Polizei nimmt mutmaßlichen Verfasser fest

  04 Mai 2021    Gelesen: 1111
Polizei nimmt mutmaßlichen Verfasser fest

Im August 2018 taucht das erste rechtsextremistische Drohschreiben auf, das mit "NSU 2.0" unterzeichnet ist. Es enthält persönliche Daten, die aus Polizeicomputern stammen. Es ist der Anfang einer Serie, die jetzt womöglich ihr Ende findet: Die Polizei nimmt einen Tatverdächtigen fest.

Ein mutmaßlicher Verfasser von rechtsextremen Drohschreiben mit dem Absender "NSU 2.0" ist in Berlin bei einer Wohnungsdurchsuchung festgenommen worden. Das teilen die Staatsanwaltschaft Frankfurt am Main und das Hessische Landeskriminalamt mit. Der 53-jährige erwerbslose Mann deutscher Staatsangehörigkeit stehe im dringenden Verdacht, "seit August 2018 unter dem Synonym "NSU 2.0" bundesweit eine Serie von Drohschreiben mit volksverhetzenden, beleidigenden und drohenden Inhalten verschickt zu haben". Empfänger waren überwiegend Personen des öffentlichen Lebens, vor allem aus der Medienwelt und der Politik, darunter auch Abgeordnete des Hessischen Landtags und des Bundestags.

Heikel war der Fall auch deswegen, weil der oder die Täter sich offenbar Insiderwissen der Polizei zunutze machen konnten. Der Verdächtige sei zu keinem Zeitpunkt Bediensteter einer Polizeibehörde gewesen, heißt es in der Mitteilung. Er sei bereits in der Vergangenheit wegen zahlreicher - unter anderem auch rechtsmotivierter - Straftaten rechtskräftig verurteilt worden. Die bei der Durchsuchung sichergestellten Datenträger würden nun ausgewertet, zudem werde unter anderem wegen des Verdachts der Volksverhetzung, des Verwendens von Kennzeichen verfassungswidriger Organisationen, der Bedrohung sowie der Beleidigung ermittelt. Sehr aufwendige und zeitintensive gemeinsame Ermittlungsmaßnahmen der Staatsanwaltschaft und des Hessischen Landeskriminalamtes hätten letztlich zur Identifizierung des Beschuldigten geführt.

AUFTRAG => Treffen diese Aussagen laut dem Bericht über die Festnahme zu? (a) Der Verdächtige war früher bei einer Polizeibehörde beschäftigt. (b) Der Verdächtige wurde in Berlin festgenommen. (c) Die Empfänger der Schreiben waren überwiegend Privatpersonen. Antworte jeweils mit Ja oder Nein und zitiere die entscheidenden Worte des Berichts wörtlich.

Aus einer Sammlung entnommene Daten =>
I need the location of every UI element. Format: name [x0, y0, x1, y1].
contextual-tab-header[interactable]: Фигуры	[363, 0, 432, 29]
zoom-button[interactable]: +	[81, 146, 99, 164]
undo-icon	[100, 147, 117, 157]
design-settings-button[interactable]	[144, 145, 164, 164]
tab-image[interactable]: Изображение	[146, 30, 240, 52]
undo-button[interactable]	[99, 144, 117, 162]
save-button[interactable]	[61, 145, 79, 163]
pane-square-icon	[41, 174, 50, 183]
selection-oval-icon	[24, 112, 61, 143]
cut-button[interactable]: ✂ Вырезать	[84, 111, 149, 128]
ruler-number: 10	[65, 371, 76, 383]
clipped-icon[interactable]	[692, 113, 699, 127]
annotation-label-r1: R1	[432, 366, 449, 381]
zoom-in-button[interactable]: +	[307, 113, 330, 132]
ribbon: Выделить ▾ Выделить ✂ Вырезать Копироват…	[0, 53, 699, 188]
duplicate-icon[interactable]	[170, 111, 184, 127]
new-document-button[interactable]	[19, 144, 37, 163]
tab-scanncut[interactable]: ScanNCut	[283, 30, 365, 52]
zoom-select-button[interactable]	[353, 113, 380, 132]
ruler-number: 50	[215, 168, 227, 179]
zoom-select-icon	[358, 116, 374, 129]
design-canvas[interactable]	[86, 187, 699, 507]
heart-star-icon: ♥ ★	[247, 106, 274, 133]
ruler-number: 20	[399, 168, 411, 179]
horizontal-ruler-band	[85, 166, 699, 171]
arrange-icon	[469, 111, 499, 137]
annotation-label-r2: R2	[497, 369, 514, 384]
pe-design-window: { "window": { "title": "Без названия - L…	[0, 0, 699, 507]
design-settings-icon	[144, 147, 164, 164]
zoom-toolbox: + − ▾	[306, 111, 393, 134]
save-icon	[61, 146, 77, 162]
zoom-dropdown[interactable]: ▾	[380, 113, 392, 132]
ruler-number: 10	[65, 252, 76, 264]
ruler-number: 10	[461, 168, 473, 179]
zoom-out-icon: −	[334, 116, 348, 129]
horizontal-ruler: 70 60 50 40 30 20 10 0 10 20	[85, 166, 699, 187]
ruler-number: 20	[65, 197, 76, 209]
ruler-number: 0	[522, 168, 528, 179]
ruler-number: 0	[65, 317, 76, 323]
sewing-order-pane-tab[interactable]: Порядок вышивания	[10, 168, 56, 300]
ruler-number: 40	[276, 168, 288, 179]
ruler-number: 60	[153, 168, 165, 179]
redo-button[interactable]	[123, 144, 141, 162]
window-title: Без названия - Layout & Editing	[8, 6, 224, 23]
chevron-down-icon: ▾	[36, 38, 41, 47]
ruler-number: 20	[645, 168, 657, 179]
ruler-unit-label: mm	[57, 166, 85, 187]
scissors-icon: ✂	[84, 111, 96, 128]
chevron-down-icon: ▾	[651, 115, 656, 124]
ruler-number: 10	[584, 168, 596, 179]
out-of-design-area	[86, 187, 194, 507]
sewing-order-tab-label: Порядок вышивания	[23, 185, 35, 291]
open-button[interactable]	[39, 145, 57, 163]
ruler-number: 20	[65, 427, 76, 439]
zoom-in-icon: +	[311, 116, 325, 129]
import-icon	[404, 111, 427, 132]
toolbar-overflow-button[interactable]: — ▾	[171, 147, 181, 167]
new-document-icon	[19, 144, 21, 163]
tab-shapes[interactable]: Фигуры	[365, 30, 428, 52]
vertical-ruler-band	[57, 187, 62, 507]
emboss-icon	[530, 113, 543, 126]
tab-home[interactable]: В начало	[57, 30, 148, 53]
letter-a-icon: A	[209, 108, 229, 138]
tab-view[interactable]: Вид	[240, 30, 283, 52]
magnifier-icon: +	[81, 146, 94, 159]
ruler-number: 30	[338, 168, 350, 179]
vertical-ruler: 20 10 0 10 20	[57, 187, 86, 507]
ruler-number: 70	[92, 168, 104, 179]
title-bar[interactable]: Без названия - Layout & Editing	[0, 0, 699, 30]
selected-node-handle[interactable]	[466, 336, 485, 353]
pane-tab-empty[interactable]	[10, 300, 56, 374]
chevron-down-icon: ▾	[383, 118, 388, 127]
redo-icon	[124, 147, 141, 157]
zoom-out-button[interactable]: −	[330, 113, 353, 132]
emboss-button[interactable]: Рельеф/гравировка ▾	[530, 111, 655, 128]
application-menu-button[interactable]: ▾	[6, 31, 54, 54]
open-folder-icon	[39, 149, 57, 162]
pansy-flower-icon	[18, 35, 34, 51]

ANTWORT =>
(a) Nein: „Der Verdächtige sei zu keinem Zeitpunkt Bediensteter einer Polizeibehörde gewesen“
(b) Ja: „ist in Berlin bei einer Wohnungsdurchsuchung festgenommen worden“
(c) Nein: „Empfänger waren überwiegend Personen des öffentlichen Lebens“